* begin Recorded data *

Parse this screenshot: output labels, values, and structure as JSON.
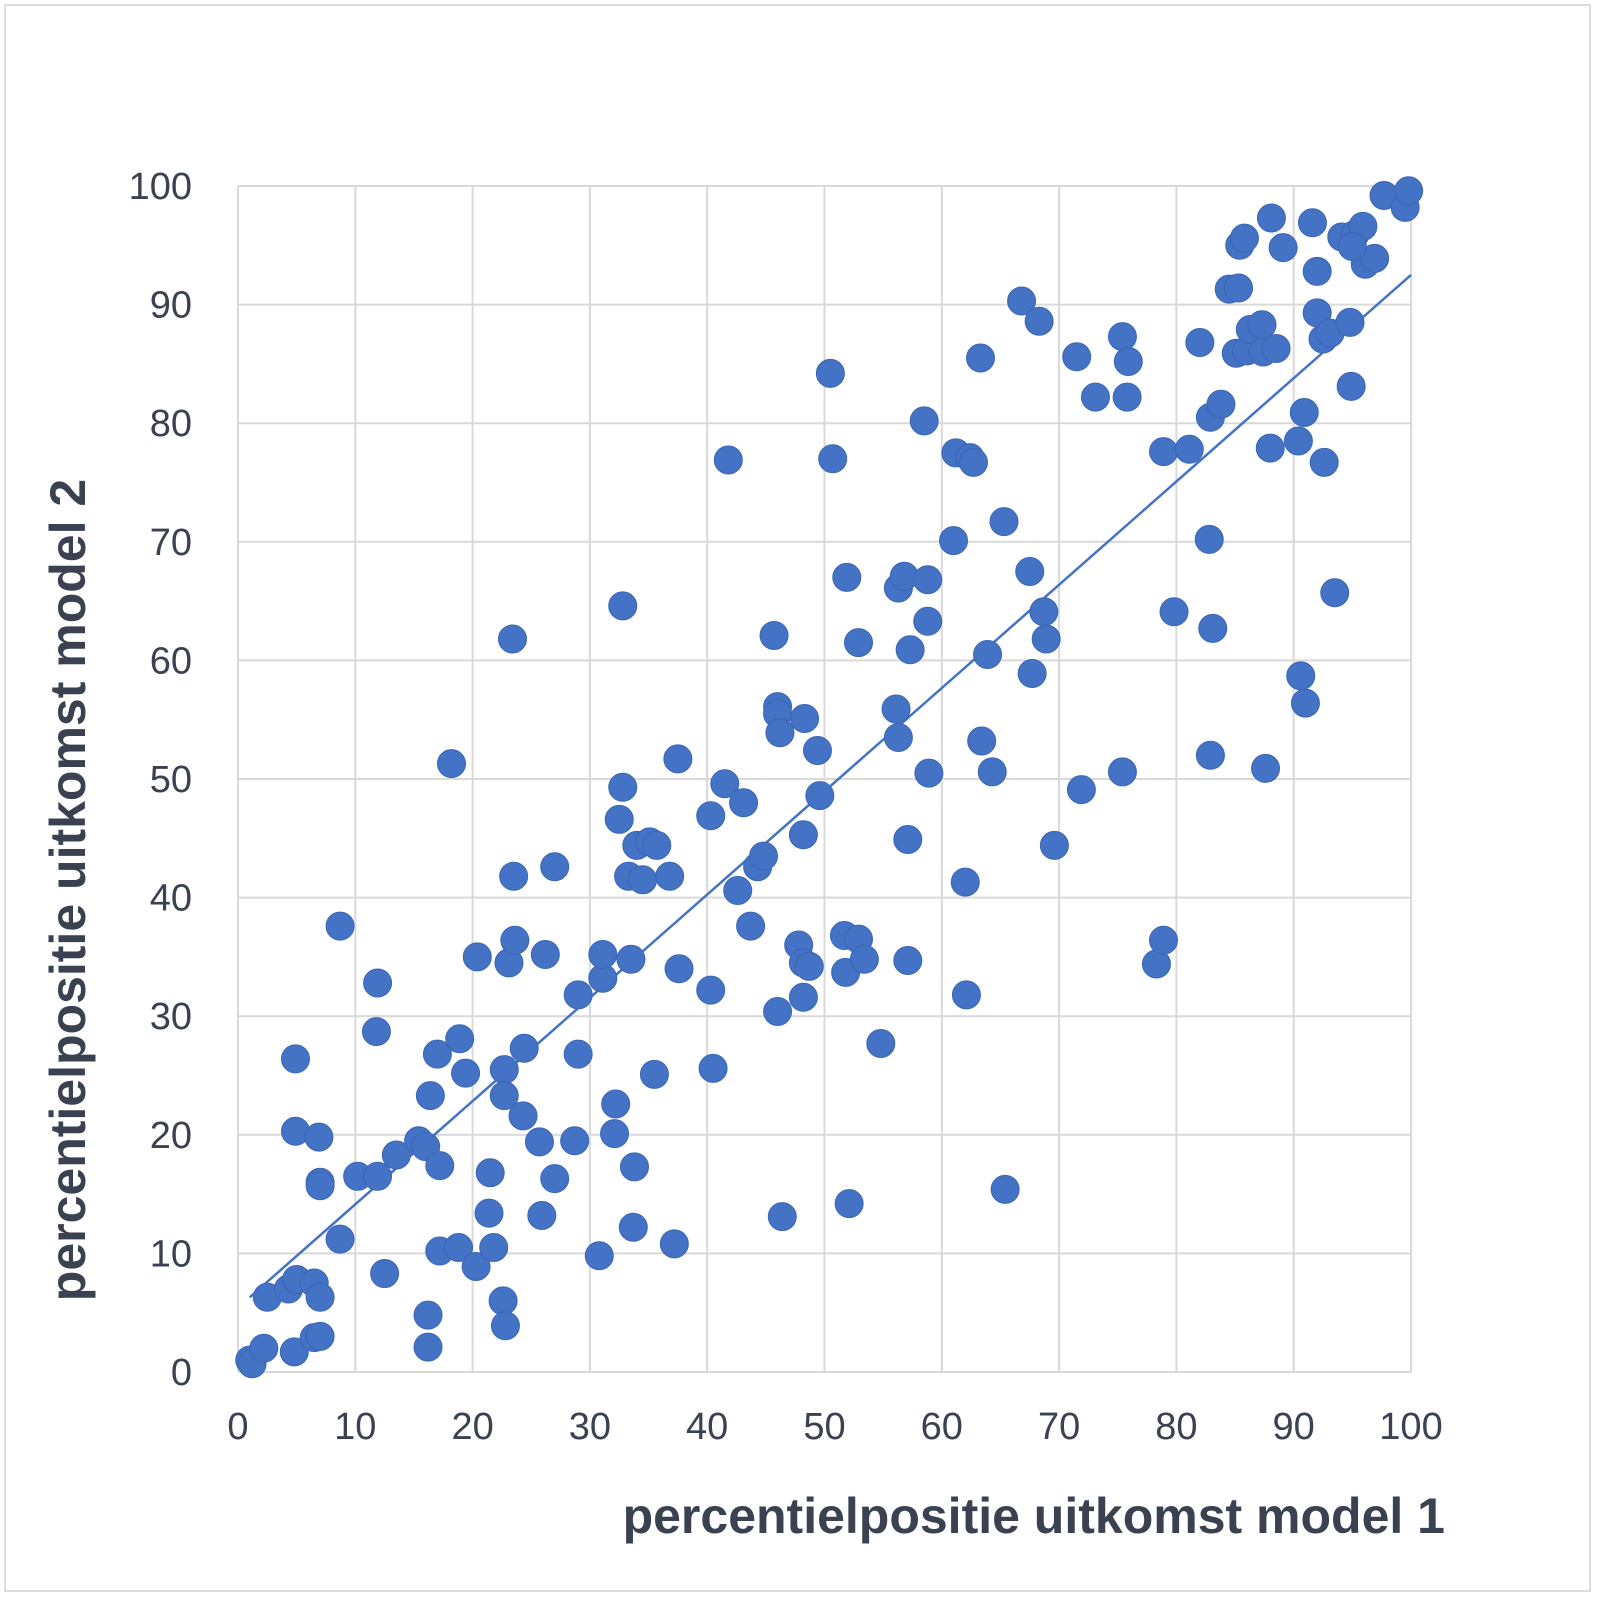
{
  "chart_data": {
    "type": "scatter",
    "title": "",
    "xlabel": "percentielpositie uitkomst model 1",
    "ylabel": "percentielpositie uitkomst model 2",
    "xlim": [
      0,
      100
    ],
    "ylim": [
      0,
      100
    ],
    "xticks": [
      0,
      10,
      20,
      30,
      40,
      50,
      60,
      70,
      80,
      90,
      100
    ],
    "yticks": [
      0,
      10,
      20,
      30,
      40,
      50,
      60,
      70,
      80,
      90,
      100
    ],
    "grid": true,
    "legend": "none",
    "color": "#4472c4",
    "trendline": {
      "type": "linear",
      "x": [
        1,
        100
      ],
      "y": [
        6.3,
        92.5
      ]
    },
    "points": [
      [
        1,
        1
      ],
      [
        1.2,
        0.7
      ],
      [
        2.2,
        2
      ],
      [
        2.5,
        6.3
      ],
      [
        4.3,
        7
      ],
      [
        5,
        7.8
      ],
      [
        6.5,
        7.5
      ],
      [
        7,
        6.3
      ],
      [
        4.8,
        1.7
      ],
      [
        6.5,
        2.9
      ],
      [
        7,
        3
      ],
      [
        4.9,
        26.4
      ],
      [
        4.9,
        20.3
      ],
      [
        6.9,
        19.8
      ],
      [
        7,
        16
      ],
      [
        7,
        15.7
      ],
      [
        8.7,
        11.2
      ],
      [
        8.7,
        37.6
      ],
      [
        10.2,
        16.5
      ],
      [
        11.8,
        28.7
      ],
      [
        11.9,
        32.8
      ],
      [
        11.9,
        16.5
      ],
      [
        12.5,
        8.3
      ],
      [
        13.5,
        18.3
      ],
      [
        15.4,
        19.5
      ],
      [
        16,
        19
      ],
      [
        16.2,
        4.8
      ],
      [
        16.2,
        2.1
      ],
      [
        16.4,
        23.3
      ],
      [
        17,
        26.8
      ],
      [
        17.2,
        10.2
      ],
      [
        17.2,
        17.4
      ],
      [
        18.2,
        51.3
      ],
      [
        18.8,
        10.5
      ],
      [
        18.9,
        28.1
      ],
      [
        19.4,
        25.2
      ],
      [
        20.3,
        8.9
      ],
      [
        20.4,
        35
      ],
      [
        21.4,
        13.4
      ],
      [
        21.5,
        16.8
      ],
      [
        21.8,
        10.5
      ],
      [
        22.6,
        6
      ],
      [
        22.8,
        3.9
      ],
      [
        22.7,
        25.5
      ],
      [
        22.7,
        23.3
      ],
      [
        23.1,
        34.5
      ],
      [
        23.5,
        41.8
      ],
      [
        23.6,
        36.4
      ],
      [
        23.4,
        61.8
      ],
      [
        24.3,
        21.6
      ],
      [
        24.4,
        27.3
      ],
      [
        25.7,
        19.4
      ],
      [
        25.9,
        13.2
      ],
      [
        26.2,
        35.2
      ],
      [
        27,
        42.6
      ],
      [
        27,
        16.3
      ],
      [
        28.7,
        19.5
      ],
      [
        29,
        31.8
      ],
      [
        29,
        26.8
      ],
      [
        30.8,
        9.8
      ],
      [
        31.1,
        33.2
      ],
      [
        31.1,
        35.2
      ],
      [
        32.2,
        22.6
      ],
      [
        32.1,
        20.1
      ],
      [
        32.5,
        46.6
      ],
      [
        32.8,
        49.3
      ],
      [
        32.8,
        64.6
      ],
      [
        33.3,
        41.8
      ],
      [
        33.8,
        17.3
      ],
      [
        33.7,
        12.2
      ],
      [
        33.5,
        34.8
      ],
      [
        34,
        44.4
      ],
      [
        34.5,
        41.5
      ],
      [
        35.1,
        44.7
      ],
      [
        35.7,
        44.4
      ],
      [
        35.5,
        25.1
      ],
      [
        37.2,
        10.8
      ],
      [
        36.8,
        41.8
      ],
      [
        37.5,
        51.7
      ],
      [
        37.6,
        34
      ],
      [
        40.3,
        46.9
      ],
      [
        40.3,
        32.2
      ],
      [
        40.5,
        25.6
      ],
      [
        41.5,
        49.6
      ],
      [
        41.8,
        76.9
      ],
      [
        42.6,
        40.6
      ],
      [
        43.1,
        48
      ],
      [
        43.7,
        37.6
      ],
      [
        44.3,
        42.6
      ],
      [
        44.8,
        43.5
      ],
      [
        45.7,
        62.1
      ],
      [
        46,
        56.1
      ],
      [
        46,
        55.5
      ],
      [
        46.2,
        53.9
      ],
      [
        46,
        30.4
      ],
      [
        46.4,
        13.1
      ],
      [
        47.8,
        36
      ],
      [
        48.2,
        34.5
      ],
      [
        48.2,
        31.6
      ],
      [
        48.2,
        45.3
      ],
      [
        48.3,
        55.1
      ],
      [
        48.7,
        34.2
      ],
      [
        49.4,
        52.4
      ],
      [
        49.6,
        48.6
      ],
      [
        50.5,
        84.2
      ],
      [
        50.7,
        77
      ],
      [
        51.7,
        36.8
      ],
      [
        51.8,
        33.7
      ],
      [
        51.9,
        67
      ],
      [
        52.1,
        14.2
      ],
      [
        52.9,
        36.5
      ],
      [
        53.4,
        34.8
      ],
      [
        52.9,
        61.5
      ],
      [
        54.8,
        27.7
      ],
      [
        56.1,
        55.9
      ],
      [
        56.3,
        53.5
      ],
      [
        56.3,
        66.1
      ],
      [
        56.8,
        67.1
      ],
      [
        57.1,
        44.9
      ],
      [
        57.1,
        34.7
      ],
      [
        57.3,
        60.9
      ],
      [
        58.5,
        80.2
      ],
      [
        58.8,
        63.3
      ],
      [
        58.8,
        66.8
      ],
      [
        58.9,
        50.5
      ],
      [
        61,
        70.1
      ],
      [
        61.2,
        77.5
      ],
      [
        62,
        41.3
      ],
      [
        62.1,
        31.8
      ],
      [
        62.4,
        77.1
      ],
      [
        62.7,
        76.7
      ],
      [
        63.3,
        85.5
      ],
      [
        63.4,
        53.2
      ],
      [
        63.9,
        60.5
      ],
      [
        64.3,
        50.6
      ],
      [
        65.3,
        71.7
      ],
      [
        65.4,
        15.4
      ],
      [
        66.8,
        90.3
      ],
      [
        67.5,
        67.5
      ],
      [
        67.7,
        58.9
      ],
      [
        68.3,
        88.6
      ],
      [
        68.7,
        64.1
      ],
      [
        68.9,
        61.8
      ],
      [
        69.6,
        44.4
      ],
      [
        71.5,
        85.6
      ],
      [
        71.9,
        49.1
      ],
      [
        73.1,
        82.2
      ],
      [
        75.4,
        87.3
      ],
      [
        75.4,
        50.6
      ],
      [
        75.8,
        82.2
      ],
      [
        75.9,
        85.2
      ],
      [
        78.3,
        34.4
      ],
      [
        78.9,
        36.4
      ],
      [
        78.9,
        77.6
      ],
      [
        79.8,
        64.1
      ],
      [
        81.1,
        77.8
      ],
      [
        82,
        86.8
      ],
      [
        82.9,
        80.5
      ],
      [
        82.9,
        52
      ],
      [
        82.8,
        70.2
      ],
      [
        83.1,
        62.7
      ],
      [
        83.8,
        81.6
      ],
      [
        84.5,
        91.3
      ],
      [
        85.1,
        85.9
      ],
      [
        85.3,
        91.4
      ],
      [
        85.4,
        95
      ],
      [
        85.8,
        95.6
      ],
      [
        86,
        86.1
      ],
      [
        86.3,
        87.9
      ],
      [
        87.3,
        88.3
      ],
      [
        87.4,
        86
      ],
      [
        87.6,
        50.9
      ],
      [
        88.1,
        97.3
      ],
      [
        88,
        77.9
      ],
      [
        88.5,
        86.3
      ],
      [
        89.1,
        94.8
      ],
      [
        90.4,
        78.5
      ],
      [
        90.6,
        58.7
      ],
      [
        90.9,
        80.9
      ],
      [
        91,
        56.4
      ],
      [
        91.6,
        96.9
      ],
      [
        92,
        92.8
      ],
      [
        92,
        89.3
      ],
      [
        92.5,
        87.1
      ],
      [
        92.6,
        76.7
      ],
      [
        93.1,
        87.6
      ],
      [
        93.5,
        65.7
      ],
      [
        94.1,
        95.7
      ],
      [
        94.8,
        88.5
      ],
      [
        94.9,
        83.1
      ],
      [
        95.2,
        95.9
      ],
      [
        95.9,
        96.6
      ],
      [
        96.1,
        93.4
      ],
      [
        96.9,
        93.9
      ],
      [
        97.7,
        99.2
      ],
      [
        99.5,
        98.2
      ],
      [
        99.8,
        99.6
      ],
      [
        95,
        94.9
      ]
    ]
  }
}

* end Recorded data *

* Directions
Copy each line of the data above that holds "model".

* Completed task
    "xlabel": "percentielpositie uitkomst model 1",
    "ylabel": "percentielpositie uitkomst model 2",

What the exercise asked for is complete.